* BEGIN RECORDS SHOWN *
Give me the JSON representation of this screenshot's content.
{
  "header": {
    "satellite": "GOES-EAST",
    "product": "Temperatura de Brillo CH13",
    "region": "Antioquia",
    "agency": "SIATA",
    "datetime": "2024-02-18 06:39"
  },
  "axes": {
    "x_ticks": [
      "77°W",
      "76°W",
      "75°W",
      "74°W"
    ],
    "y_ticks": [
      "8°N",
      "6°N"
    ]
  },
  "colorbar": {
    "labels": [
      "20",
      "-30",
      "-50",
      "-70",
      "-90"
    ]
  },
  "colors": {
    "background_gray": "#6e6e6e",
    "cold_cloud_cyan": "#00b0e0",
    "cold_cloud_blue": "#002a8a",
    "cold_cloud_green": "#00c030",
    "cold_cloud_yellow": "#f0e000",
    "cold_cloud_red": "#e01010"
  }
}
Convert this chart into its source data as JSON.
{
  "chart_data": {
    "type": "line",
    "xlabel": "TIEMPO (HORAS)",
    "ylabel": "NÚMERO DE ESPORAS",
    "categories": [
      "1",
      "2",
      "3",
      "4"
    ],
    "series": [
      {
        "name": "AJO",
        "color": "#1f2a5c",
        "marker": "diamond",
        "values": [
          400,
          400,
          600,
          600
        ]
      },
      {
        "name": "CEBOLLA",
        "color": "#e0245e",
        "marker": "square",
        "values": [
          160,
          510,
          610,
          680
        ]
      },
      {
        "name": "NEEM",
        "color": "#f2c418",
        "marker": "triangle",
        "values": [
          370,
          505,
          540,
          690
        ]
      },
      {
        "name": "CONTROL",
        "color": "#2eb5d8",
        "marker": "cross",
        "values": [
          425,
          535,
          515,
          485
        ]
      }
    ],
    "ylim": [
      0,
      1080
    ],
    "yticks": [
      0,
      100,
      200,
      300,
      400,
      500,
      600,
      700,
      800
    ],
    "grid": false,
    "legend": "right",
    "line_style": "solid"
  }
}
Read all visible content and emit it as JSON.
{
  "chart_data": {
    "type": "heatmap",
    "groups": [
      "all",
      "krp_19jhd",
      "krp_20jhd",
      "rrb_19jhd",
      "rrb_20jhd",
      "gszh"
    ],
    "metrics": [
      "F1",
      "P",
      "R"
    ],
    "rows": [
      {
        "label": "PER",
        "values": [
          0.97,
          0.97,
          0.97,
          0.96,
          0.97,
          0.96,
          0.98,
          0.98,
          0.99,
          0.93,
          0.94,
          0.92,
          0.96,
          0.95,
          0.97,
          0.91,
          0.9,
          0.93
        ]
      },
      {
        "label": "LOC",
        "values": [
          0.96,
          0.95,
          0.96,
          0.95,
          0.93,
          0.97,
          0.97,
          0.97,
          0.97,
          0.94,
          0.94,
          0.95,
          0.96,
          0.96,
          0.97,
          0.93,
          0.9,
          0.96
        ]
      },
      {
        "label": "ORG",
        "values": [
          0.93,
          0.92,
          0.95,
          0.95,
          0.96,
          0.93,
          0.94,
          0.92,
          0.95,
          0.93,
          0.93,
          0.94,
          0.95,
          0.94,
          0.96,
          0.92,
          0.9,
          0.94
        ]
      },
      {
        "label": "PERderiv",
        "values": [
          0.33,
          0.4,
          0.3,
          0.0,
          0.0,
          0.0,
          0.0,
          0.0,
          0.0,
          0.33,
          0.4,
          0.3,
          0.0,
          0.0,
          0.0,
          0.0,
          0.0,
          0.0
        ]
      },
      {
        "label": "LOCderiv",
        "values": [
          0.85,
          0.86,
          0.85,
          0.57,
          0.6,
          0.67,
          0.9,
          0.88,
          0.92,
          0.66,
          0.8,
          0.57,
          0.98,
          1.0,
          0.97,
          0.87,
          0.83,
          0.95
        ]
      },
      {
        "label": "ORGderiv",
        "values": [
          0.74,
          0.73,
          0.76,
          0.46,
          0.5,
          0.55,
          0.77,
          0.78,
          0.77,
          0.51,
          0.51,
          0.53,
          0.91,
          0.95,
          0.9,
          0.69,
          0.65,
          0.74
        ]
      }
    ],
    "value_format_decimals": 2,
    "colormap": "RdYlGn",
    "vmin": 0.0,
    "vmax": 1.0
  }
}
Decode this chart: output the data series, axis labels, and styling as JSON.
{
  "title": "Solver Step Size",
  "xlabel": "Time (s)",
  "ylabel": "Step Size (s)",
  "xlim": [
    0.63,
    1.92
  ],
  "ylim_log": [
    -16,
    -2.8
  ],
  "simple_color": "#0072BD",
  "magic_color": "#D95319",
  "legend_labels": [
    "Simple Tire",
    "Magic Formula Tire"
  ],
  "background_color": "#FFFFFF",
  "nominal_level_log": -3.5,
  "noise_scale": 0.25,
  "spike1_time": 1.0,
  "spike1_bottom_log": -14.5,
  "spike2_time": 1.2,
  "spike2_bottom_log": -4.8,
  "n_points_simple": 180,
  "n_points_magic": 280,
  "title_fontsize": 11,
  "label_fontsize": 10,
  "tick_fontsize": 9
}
* END RECORDS SHOWN *
**INSTRUCTION**
Copy every line of the records word for word.

**WRITTEN SOLUTION**
Give me the JSON representation of this screenshot's content.
{
  "header": {
    "satellite": "GOES-EAST",
    "product": "Temperatura de Brillo CH13",
    "region": "Antioquia",
    "agency": "SIATA",
    "datetime": "2024-02-18 06:39"
  },
  "axes": {
    "x_ticks": [
      "77°W",
      "76°W",
      "75°W",
      "74°W"
    ],
    "y_ticks": [
      "8°N",
      "6°N"
    ]
  },
  "colorbar": {
    "labels": [
      "20",
      "-30",
      "-50",
      "-70",
      "-90"
    ]
  },
  "colors": {
    "background_gray": "#6e6e6e",
    "cold_cloud_cyan": "#00b0e0",
    "cold_cloud_blue": "#002a8a",
    "cold_cloud_green": "#00c030",
    "cold_cloud_yellow": "#f0e000",
    "cold_cloud_red": "#e01010"
  }
}
Convert this chart into its source data as JSON.
{
  "chart_data": {
    "type": "line",
    "xlabel": "TIEMPO (HORAS)",
    "ylabel": "NÚMERO DE ESPORAS",
    "categories": [
      "1",
      "2",
      "3",
      "4"
    ],
    "series": [
      {
        "name": "AJO",
        "color": "#1f2a5c",
        "marker": "diamond",
        "values": [
          400,
          400,
          600,
          600
        ]
      },
      {
        "name": "CEBOLLA",
        "color": "#e0245e",
        "marker": "square",
        "values": [
          160,
          510,
          610,
          680
        ]
      },
      {
        "name": "NEEM",
        "color": "#f2c418",
        "marker": "triangle",
        "values": [
          370,
          505,
          540,
          690
        ]
      },
      {
        "name": "CONTROL",
        "color": "#2eb5d8",
        "marker": "cross",
        "values": [
          425,
          535,
          515,
          485
        ]
      }
    ],
    "ylim": [
      0,
      1080
    ],
    "yticks": [
      0,
      100,
      200,
      300,
      400,
      500,
      600,
      700,
      800
    ],
    "grid": false,
    "legend": "right",
    "line_style": "solid"
  }
}
Read all visible content and emit it as JSON.
{
  "chart_data": {
    "type": "heatmap",
    "groups": [
      "all",
      "krp_19jhd",
      "krp_20jhd",
      "rrb_19jhd",
      "rrb_20jhd",
      "gszh"
    ],
    "metrics": [
      "F1",
      "P",
      "R"
    ],
    "rows": [
      {
        "label": "PER",
        "values": [
          0.97,
          0.97,
          0.97,
          0.96,
          0.97,
          0.96,
          0.98,
          0.98,
          0.99,
          0.93,
          0.94,
          0.92,
          0.96,
          0.95,
          0.97,
          0.91,
          0.9,
          0.93
        ]
      },
      {
        "label": "LOC",
        "values": [
          0.96,
          0.95,
          0.96,
          0.95,
          0.93,
          0.97,
          0.97,
          0.97,
          0.97,
          0.94,
          0.94,
          0.95,
          0.96,
          0.96,
          0.97,
          0.93,
          0.9,
          0.96
        ]
      },
      {
        "label": "ORG",
        "values": [
          0.93,
          0.92,
          0.95,
          0.95,
          0.96,
          0.93,
          0.94,
          0.92,
          0.95,
          0.93,
          0.93,
          0.94,
          0.95,
          0.94,
          0.96,
          0.92,
          0.9,
          0.94
        ]
      },
      {
        "label": "PERderiv",
        "values": [
          0.33,
          0.4,
          0.3,
          0.0,
          0.0,
          0.0,
          0.0,
          0.0,
          0.0,
          0.33,
          0.4,
          0.3,
          0.0,
          0.0,
          0.0,
          0.0,
          0.0,
          0.0
        ]
      },
      {
        "label": "LOCderiv",
        "values": [
          0.85,
          0.86,
          0.85,
          0.57,
          0.6,
          0.67,
          0.9,
          0.88,
          0.92,
          0.66,
          0.8,
          0.57,
          0.98,
          1.0,
          0.97,
          0.87,
          0.83,
          0.95
        ]
      },
      {
        "label": "ORGderiv",
        "values": [
          0.74,
          0.73,
          0.76,
          0.46,
          0.5,
          0.55,
          0.77,
          0.78,
          0.77,
          0.51,
          0.51,
          0.53,
          0.91,
          0.95,
          0.9,
          0.69,
          0.65,
          0.74
        ]
      }
    ],
    "value_format_decimals": 2,
    "colormap": "RdYlGn",
    "vmin": 0.0,
    "vmax": 1.0
  }
}
Decode this chart: output the data series, axis labels, and styling as JSON.
{
  "title": "Solver Step Size",
  "xlabel": "Time (s)",
  "ylabel": "Step Size (s)",
  "xlim": [
    0.63,
    1.92
  ],
  "ylim_log": [
    -16,
    -2.8
  ],
  "simple_color": "#0072BD",
  "magic_color": "#D95319",
  "legend_labels": [
    "Simple Tire",
    "Magic Formula Tire"
  ],
  "background_color": "#FFFFFF",
  "nominal_level_log": -3.5,
  "noise_scale": 0.25,
  "spike1_time": 1.0,
  "spike1_bottom_log": -14.5,
  "spike2_time": 1.2,
  "spike2_bottom_log": -4.8,
  "n_points_simple": 180,
  "n_points_magic": 280,
  "title_fontsize": 11,
  "label_fontsize": 10,
  "tick_fontsize": 9
}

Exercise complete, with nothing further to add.